What you will do — Return each line of the records holding the string "Connected".

[Items from a dataset]
• • • • •

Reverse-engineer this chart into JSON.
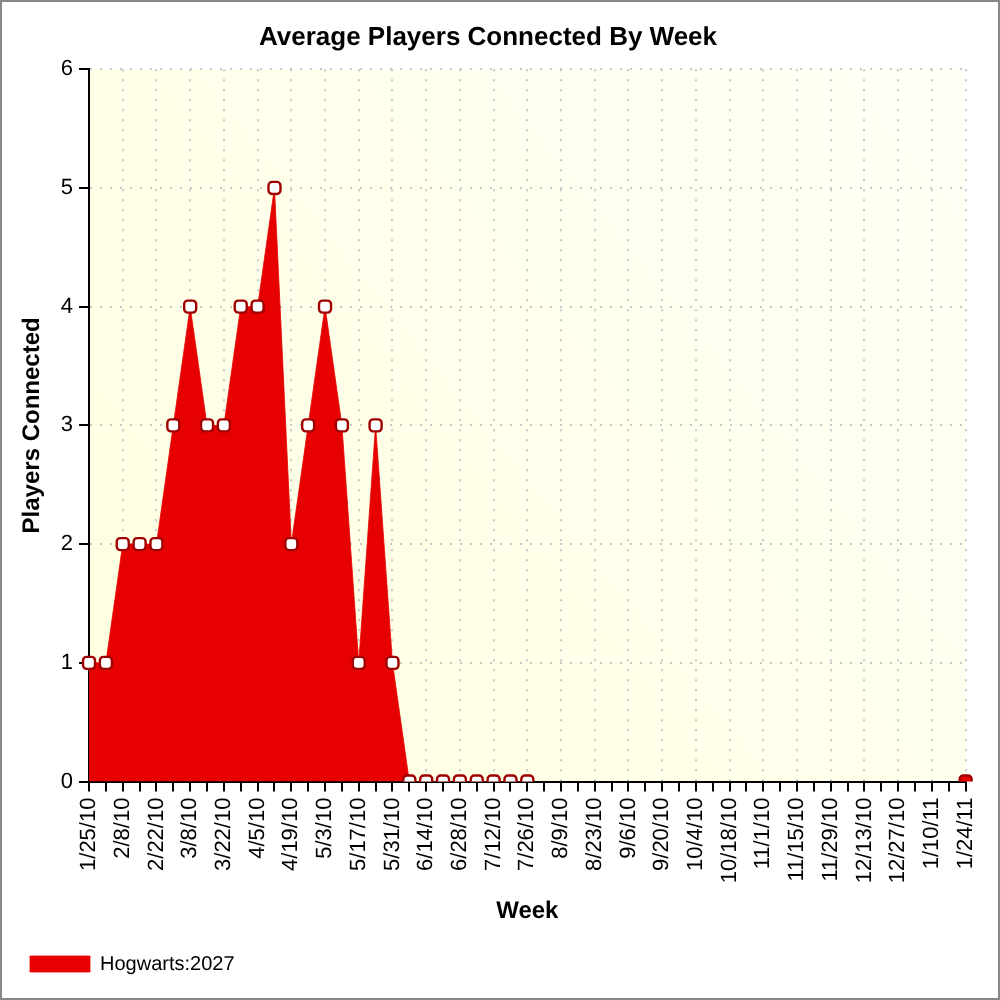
{
  "chart_data": {
    "type": "area",
    "title": "Average Players Connected By Week",
    "xlabel": "Week",
    "ylabel": "Players Connected",
    "categories": [
      "1/25/10",
      null,
      "2/8/10",
      null,
      "2/22/10",
      null,
      "3/8/10",
      null,
      "3/22/10",
      null,
      "4/5/10",
      null,
      "4/19/10",
      null,
      "5/3/10",
      null,
      "5/17/10",
      null,
      "5/31/10",
      null,
      "6/14/10",
      null,
      "6/28/10",
      null,
      "7/12/10",
      null,
      "7/26/10",
      null,
      "8/9/10",
      null,
      "8/23/10",
      null,
      "9/6/10",
      null,
      "9/20/10",
      null,
      "10/4/10",
      null,
      "10/18/10",
      null,
      "11/1/10",
      null,
      "11/15/10",
      null,
      "11/29/10",
      null,
      "12/13/10",
      null,
      "12/27/10",
      null,
      "1/10/11",
      null,
      "1/24/11"
    ],
    "series": [
      {
        "name": "Hogwarts:2027",
        "color": "#e60000",
        "values": [
          1,
          1,
          2,
          2,
          2,
          3,
          4,
          3,
          3,
          4,
          4,
          5,
          2,
          3,
          4,
          3,
          1,
          3,
          1,
          0,
          0,
          0,
          0,
          0,
          0,
          0,
          0,
          null,
          null,
          null,
          null,
          null,
          null,
          null,
          null,
          null,
          null,
          null,
          null,
          null,
          null,
          null,
          null,
          null,
          null,
          null,
          null,
          null,
          null,
          null,
          null,
          null,
          null
        ]
      },
      {
        "type": "scatter",
        "color": "#e60000",
        "values": [
          null,
          null,
          null,
          null,
          null,
          null,
          null,
          null,
          null,
          null,
          null,
          null,
          null,
          null,
          null,
          null,
          null,
          null,
          null,
          null,
          null,
          null,
          null,
          null,
          null,
          null,
          null,
          null,
          null,
          null,
          null,
          null,
          null,
          null,
          null,
          null,
          null,
          null,
          null,
          null,
          null,
          null,
          null,
          null,
          null,
          null,
          null,
          null,
          null,
          null,
          null,
          null,
          0
        ]
      }
    ],
    "ylim": [
      0,
      6
    ],
    "yticks": [
      0,
      1,
      2,
      3,
      4,
      5,
      6
    ],
    "grid": true,
    "legend": "bottom left",
    "marker": "square"
  }
}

• • • • •

Correct response —
    "title": "Average Players Connected By Week",
    "ylabel": "Players Connected",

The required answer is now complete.